Exercise objective: Take the material below and retype it in full; pictures are left out.

Materials provided:
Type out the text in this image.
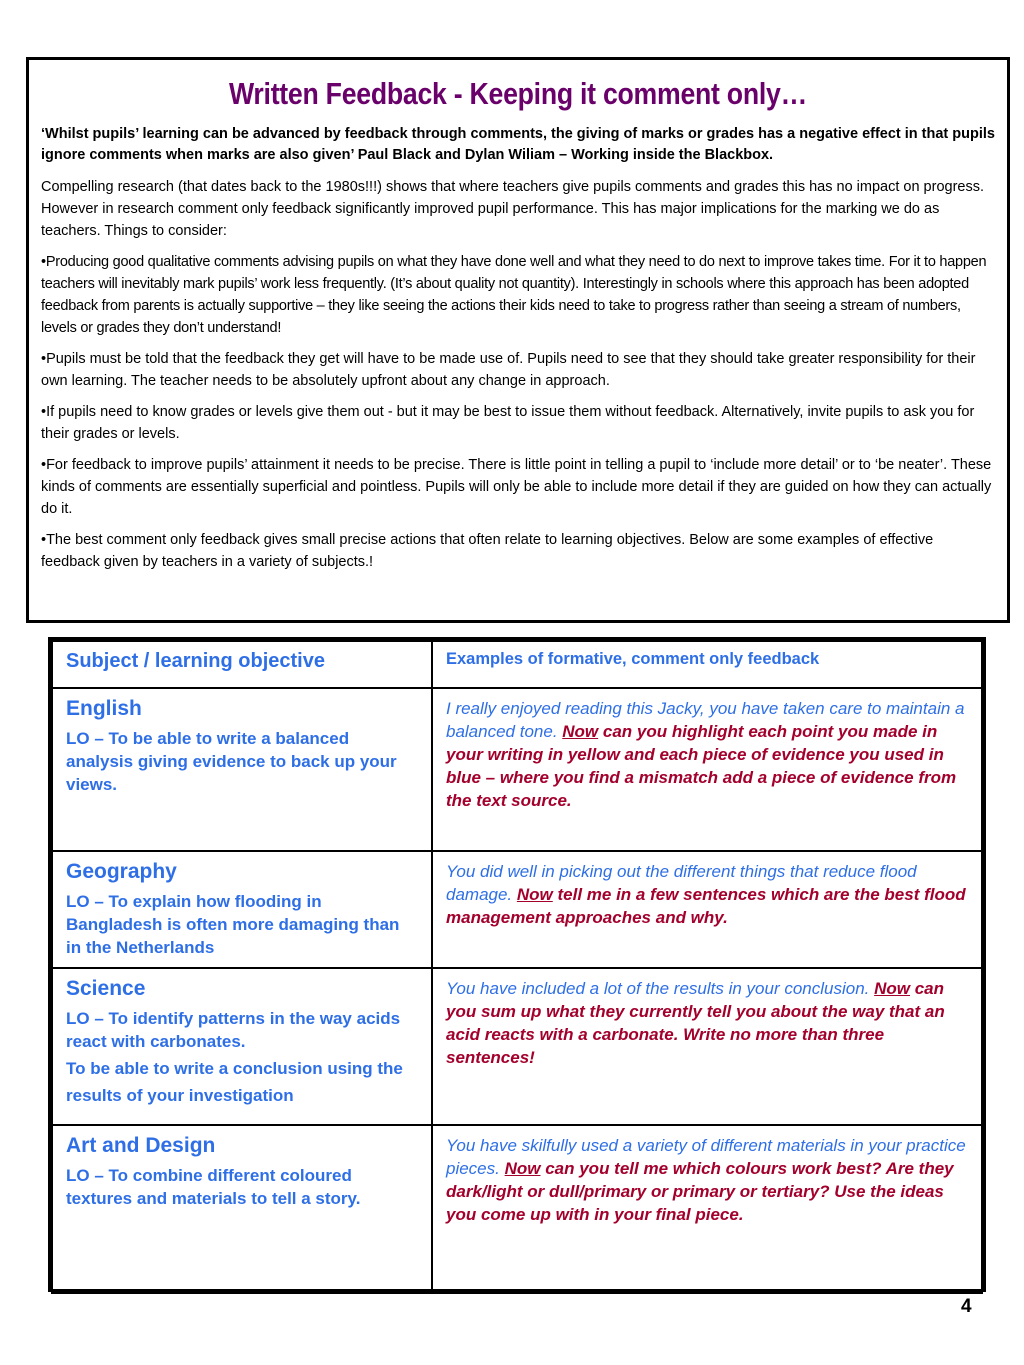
Written Feedback - Keeping it comment only…

‘Whilst pupils’ learning can be advanced by feedback through comments, the giving of marks or grades has a negative effect in that pupils ignore comments when marks are also given’ Paul Black and Dylan Wiliam – Working inside the Blackbox.

Compelling research (that dates back to the 1980s!!!) shows that where teachers give pupils comments and grades this has no impact on progress. However in research comment only feedback significantly improved pupil performance. This has major implications for the marking we do as teachers. Things to consider:

•Producing good qualitative comments advising pupils on what they have done well and what they need to do next to improve takes time. For it to happen teachers will inevitably mark pupils’ work less frequently. (It’s about quality not quantity). Interestingly in schools where this approach has been adopted feedback from parents is actually supportive – they like seeing the actions their kids need to take to progress rather than seeing a stream of numbers, levels or grades they don’t understand!

•Pupils must be told that the feedback they get will have to be made use of. Pupils need to see that they should take greater responsibility for their own learning. The teacher needs to be absolutely upfront about any change in approach.

•If pupils need to know grades or levels give them out - but it may be best to issue them without feedback. Alternatively, invite pupils to ask you for their grades or levels.

•For feedback to improve pupils’ attainment it needs to be precise. There is little point in telling a pupil to ‘include more detail’ or to ‘be neater’. These kinds of comments are essentially superficial and pointless. Pupils will only be able to include more detail if they are guided on how they can actually do it.

•The best comment only feedback gives small precise actions that often relate to learning objectives. Below are some examples of effective feedback given by teachers in a variety of subjects.!

Subject / learning objective	Examples of formative, comment only feedback

English
LO – To be able to write a balanced analysis giving evidence to back up your views.	I really enjoyed reading this Jacky, you have taken care to maintain a balanced tone. Now can you highlight each point you made in your writing in yellow and each piece of evidence you used in blue – where you find a mismatch add a piece of evidence from the text source.

Geography
LO – To explain how flooding in Bangladesh is often more damaging than in the Netherlands	You did well in picking out the different things that reduce flood damage. Now tell me in a few sentences which are the best flood management approaches and why.

Science
LO – To identify patterns in the way acids react with carbonates.
To be able to write a conclusion using the results of your investigation	You have included a lot of the results in your conclusion. Now can you sum up what they currently tell you about the way that an acid reacts with a carbonate. Write no more than three sentences!

Art and Design
LO – To combine different coloured textures and materials to tell a story.	You have skilfully used a variety of different materials in your practice pieces. Now can you tell me which colours work best? Are they dark/light or dull/primary or primary or tertiary? Use the ideas you come up with in your final piece.
4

Completed task:
Type out the text in this image.
Written Feedback - Keeping it comment only…

‘Whilst pupils’ learning can be advanced by feedback through comments, the giving of marks or grades has a negative effect in that pupils ignore comments when marks are also given’ Paul Black and Dylan Wiliam – Working inside the Blackbox.

Compelling research (that dates back to the 1980s!!!) shows that where teachers give pupils comments and grades this has no impact on progress. However in research comment only feedback significantly improved pupil performance. This has major implications for the marking we do as teachers. Things to consider:

•Producing good qualitative comments advising pupils on what they have done well and what they need to do next to improve takes time. For it to happen teachers will inevitably mark pupils’ work less frequently. (It’s about quality not quantity). Interestingly in schools where this approach has been adopted feedback from parents is actually supportive – they like seeing the actions their kids need to take to progress rather than seeing a stream of numbers, levels or grades they don’t understand!

•Pupils must be told that the feedback they get will have to be made use of. Pupils need to see that they should take greater responsibility for their own learning. The teacher needs to be absolutely upfront about any change in approach.

•If pupils need to know grades or levels give them out - but it may be best to issue them without feedback. Alternatively, invite pupils to ask you for their grades or levels.

•For feedback to improve pupils’ attainment it needs to be precise. There is little point in telling a pupil to ‘include more detail’ or to ‘be neater’. These kinds of comments are essentially superficial and pointless. Pupils will only be able to include more detail if they are guided on how they can actually do it.

•The best comment only feedback gives small precise actions that often relate to learning objectives. Below are some examples of effective feedback given by teachers in a variety of subjects.!

Subject / learning objective	Examples of formative, comment only feedback

English
LO – To be able to write a balanced analysis giving evidence to back up your views.	I really enjoyed reading this Jacky, you have taken care to maintain a balanced tone. Now can you highlight each point you made in your writing in yellow and each piece of evidence you used in blue – where you find a mismatch add a piece of evidence from the text source.

Geography
LO – To explain how flooding in Bangladesh is often more damaging than in the Netherlands	You did well in picking out the different things that reduce flood damage. Now tell me in a few sentences which are the best flood management approaches and why.

Science
LO – To identify patterns in the way acids react with carbonates.
To be able to write a conclusion using the results of your investigation	You have included a lot of the results in your conclusion. Now can you sum up what they currently tell you about the way that an acid reacts with a carbonate. Write no more than three sentences!

Art and Design
LO – To combine different coloured textures and materials to tell a story.	You have skilfully used a variety of different materials in your practice pieces. Now can you tell me which colours work best? Are they dark/light or dull/primary or primary or tertiary? Use the ideas you come up with in your final piece.
4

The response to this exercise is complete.